Rows from a dataset
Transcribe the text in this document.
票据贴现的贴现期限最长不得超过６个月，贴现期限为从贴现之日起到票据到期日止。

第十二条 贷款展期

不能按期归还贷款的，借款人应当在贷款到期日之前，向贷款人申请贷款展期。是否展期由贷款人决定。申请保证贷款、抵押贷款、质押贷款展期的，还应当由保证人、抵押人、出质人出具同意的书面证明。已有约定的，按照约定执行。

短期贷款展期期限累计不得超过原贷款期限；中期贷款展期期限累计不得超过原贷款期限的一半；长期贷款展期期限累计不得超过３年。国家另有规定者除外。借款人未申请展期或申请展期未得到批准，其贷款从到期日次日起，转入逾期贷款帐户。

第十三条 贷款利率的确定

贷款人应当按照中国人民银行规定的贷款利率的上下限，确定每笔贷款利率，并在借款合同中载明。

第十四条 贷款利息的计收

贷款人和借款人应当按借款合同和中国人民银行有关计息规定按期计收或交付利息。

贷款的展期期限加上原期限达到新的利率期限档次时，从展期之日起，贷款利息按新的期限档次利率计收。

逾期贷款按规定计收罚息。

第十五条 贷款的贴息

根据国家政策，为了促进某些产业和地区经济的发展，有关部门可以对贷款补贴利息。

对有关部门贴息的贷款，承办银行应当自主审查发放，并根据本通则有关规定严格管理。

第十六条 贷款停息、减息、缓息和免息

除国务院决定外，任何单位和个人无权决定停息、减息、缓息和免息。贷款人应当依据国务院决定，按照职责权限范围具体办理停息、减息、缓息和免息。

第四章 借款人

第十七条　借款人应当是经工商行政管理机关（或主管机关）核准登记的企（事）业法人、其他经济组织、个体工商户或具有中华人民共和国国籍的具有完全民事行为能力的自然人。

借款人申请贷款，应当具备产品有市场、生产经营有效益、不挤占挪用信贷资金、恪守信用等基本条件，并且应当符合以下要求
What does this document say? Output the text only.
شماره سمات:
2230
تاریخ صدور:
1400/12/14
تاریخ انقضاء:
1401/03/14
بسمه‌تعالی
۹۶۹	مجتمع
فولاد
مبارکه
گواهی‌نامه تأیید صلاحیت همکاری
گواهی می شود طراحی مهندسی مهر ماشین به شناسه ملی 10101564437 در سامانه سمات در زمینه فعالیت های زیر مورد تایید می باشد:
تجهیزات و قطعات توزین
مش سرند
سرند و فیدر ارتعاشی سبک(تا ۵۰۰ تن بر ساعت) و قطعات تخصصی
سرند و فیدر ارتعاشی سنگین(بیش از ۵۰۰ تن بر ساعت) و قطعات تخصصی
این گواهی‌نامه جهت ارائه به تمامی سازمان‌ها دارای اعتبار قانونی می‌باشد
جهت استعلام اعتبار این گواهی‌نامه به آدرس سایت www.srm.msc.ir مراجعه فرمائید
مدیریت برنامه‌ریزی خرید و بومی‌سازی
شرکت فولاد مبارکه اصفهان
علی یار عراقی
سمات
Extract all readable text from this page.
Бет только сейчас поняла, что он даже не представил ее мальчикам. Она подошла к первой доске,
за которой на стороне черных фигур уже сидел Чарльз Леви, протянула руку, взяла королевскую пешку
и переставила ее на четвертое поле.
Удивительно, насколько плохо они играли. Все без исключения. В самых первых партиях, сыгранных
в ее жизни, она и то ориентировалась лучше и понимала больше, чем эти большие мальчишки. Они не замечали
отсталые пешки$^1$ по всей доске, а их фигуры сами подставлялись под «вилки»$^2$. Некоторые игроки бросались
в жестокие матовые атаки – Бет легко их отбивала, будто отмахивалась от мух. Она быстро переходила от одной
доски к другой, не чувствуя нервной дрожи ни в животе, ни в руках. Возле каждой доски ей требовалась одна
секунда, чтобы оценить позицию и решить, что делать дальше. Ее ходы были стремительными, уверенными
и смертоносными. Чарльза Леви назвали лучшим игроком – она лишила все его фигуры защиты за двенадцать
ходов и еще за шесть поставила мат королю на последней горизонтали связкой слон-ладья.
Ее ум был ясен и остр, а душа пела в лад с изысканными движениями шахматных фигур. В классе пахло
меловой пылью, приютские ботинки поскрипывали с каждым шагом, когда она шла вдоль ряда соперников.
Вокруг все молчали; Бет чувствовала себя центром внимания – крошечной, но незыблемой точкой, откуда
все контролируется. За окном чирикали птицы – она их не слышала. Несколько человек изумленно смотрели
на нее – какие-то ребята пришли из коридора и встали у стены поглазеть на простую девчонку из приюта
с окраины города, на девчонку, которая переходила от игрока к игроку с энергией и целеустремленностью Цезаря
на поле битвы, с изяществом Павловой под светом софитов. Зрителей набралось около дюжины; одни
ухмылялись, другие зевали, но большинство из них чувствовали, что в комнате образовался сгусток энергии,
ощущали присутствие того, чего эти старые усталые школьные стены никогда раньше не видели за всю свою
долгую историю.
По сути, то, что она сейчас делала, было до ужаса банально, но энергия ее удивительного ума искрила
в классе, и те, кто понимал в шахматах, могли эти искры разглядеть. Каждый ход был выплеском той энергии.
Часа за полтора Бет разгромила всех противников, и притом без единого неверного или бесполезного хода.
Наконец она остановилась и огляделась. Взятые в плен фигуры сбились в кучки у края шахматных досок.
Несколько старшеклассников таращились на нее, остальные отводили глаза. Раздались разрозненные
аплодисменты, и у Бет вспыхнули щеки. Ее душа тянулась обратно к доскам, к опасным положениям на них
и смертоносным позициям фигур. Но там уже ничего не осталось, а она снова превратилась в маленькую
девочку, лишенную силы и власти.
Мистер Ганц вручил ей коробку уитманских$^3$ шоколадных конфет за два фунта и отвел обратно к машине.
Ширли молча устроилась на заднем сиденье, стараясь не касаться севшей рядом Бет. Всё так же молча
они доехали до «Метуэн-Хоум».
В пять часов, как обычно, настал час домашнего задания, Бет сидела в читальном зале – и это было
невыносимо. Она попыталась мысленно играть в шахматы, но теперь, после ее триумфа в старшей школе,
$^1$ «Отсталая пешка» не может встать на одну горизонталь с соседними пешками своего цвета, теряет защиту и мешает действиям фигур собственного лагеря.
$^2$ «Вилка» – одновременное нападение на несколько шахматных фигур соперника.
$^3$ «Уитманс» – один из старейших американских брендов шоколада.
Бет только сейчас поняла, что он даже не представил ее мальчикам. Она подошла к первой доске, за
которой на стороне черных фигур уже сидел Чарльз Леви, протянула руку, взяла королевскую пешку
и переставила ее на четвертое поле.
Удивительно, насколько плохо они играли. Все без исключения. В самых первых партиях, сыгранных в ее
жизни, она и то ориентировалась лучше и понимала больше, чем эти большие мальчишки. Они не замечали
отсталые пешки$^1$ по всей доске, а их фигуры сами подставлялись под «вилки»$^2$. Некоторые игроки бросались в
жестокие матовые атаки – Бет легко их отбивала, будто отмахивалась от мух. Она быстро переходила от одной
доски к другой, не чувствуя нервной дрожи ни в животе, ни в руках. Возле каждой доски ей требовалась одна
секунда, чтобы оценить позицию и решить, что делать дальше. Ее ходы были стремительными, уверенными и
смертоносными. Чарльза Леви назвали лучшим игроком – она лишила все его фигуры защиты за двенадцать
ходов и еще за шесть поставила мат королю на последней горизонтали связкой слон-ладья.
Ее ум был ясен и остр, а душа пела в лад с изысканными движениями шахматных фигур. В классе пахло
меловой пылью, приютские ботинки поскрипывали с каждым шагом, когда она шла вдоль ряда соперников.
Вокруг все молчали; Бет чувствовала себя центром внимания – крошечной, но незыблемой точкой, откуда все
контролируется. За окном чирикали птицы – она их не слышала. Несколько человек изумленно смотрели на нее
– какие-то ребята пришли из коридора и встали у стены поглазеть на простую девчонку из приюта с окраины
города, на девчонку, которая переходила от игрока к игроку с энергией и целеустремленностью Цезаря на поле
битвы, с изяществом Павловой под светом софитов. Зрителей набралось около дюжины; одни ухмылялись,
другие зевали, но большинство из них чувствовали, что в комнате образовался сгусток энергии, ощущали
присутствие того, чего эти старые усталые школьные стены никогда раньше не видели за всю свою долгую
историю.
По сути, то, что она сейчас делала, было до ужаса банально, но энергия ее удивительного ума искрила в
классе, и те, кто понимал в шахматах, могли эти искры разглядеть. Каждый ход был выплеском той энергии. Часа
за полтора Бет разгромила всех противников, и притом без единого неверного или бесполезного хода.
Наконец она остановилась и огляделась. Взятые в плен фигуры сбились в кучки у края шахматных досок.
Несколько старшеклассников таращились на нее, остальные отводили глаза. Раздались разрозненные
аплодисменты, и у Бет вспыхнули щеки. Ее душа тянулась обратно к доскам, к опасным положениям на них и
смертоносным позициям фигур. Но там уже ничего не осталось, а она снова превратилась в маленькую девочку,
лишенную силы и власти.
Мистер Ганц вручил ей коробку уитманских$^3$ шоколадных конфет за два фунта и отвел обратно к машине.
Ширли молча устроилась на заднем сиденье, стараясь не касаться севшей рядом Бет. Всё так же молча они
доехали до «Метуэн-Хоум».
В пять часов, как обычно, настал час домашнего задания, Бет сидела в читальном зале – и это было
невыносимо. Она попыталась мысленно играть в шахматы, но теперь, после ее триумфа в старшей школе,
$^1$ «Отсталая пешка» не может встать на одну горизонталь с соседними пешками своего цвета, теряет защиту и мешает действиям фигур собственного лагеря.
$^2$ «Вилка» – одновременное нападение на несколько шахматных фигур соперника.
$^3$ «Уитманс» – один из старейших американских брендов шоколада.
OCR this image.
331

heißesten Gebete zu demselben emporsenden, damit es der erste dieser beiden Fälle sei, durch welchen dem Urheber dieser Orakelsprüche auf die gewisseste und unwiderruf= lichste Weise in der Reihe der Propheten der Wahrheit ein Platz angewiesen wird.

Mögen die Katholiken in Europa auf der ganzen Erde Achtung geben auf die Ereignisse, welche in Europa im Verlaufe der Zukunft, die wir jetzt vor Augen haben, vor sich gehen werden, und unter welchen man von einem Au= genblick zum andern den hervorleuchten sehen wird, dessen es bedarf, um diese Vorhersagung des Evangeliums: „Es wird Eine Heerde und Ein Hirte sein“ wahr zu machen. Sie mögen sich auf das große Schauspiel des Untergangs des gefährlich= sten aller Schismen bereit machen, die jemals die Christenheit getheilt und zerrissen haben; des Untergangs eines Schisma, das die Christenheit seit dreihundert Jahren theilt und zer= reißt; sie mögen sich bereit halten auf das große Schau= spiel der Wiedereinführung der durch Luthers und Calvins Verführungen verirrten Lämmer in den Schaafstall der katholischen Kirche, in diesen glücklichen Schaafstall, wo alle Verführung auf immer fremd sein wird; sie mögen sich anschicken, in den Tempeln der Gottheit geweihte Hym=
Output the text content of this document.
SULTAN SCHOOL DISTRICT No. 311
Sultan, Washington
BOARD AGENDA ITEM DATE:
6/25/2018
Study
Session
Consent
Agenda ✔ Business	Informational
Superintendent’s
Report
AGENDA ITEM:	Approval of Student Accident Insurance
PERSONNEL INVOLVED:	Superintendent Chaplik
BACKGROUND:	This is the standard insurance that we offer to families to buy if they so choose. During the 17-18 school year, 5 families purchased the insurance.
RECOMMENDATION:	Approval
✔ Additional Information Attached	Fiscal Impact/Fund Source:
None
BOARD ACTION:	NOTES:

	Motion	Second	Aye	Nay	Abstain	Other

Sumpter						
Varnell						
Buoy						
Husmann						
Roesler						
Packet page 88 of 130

### What to work on
With both ends included, please retype exactly the lines from the line containing "Output the text content of this document." to the final line of the data.

### Response to this exercise
Output the text content of this document.
SULTAN SCHOOL DISTRICT No. 311
Sultan, Washington
BOARD AGENDA ITEM DATE:
6/25/2018
Study
Session
Consent
Agenda ✔ Business	Informational
Superintendent’s
Report
AGENDA ITEM:	Approval of Student Accident Insurance
PERSONNEL INVOLVED:	Superintendent Chaplik
BACKGROUND:	This is the standard insurance that we offer to families to buy if they so choose. During the 17-18 school year, 5 families purchased the insurance.
RECOMMENDATION:	Approval
✔ Additional Information Attached	Fiscal Impact/Fund Source:
None
BOARD ACTION:	NOTES:

	Motion	Second	Aye	Nay	Abstain	Other

Sumpter						
Varnell						
Buoy						
Husmann						
Roesler						
Packet page 88 of 130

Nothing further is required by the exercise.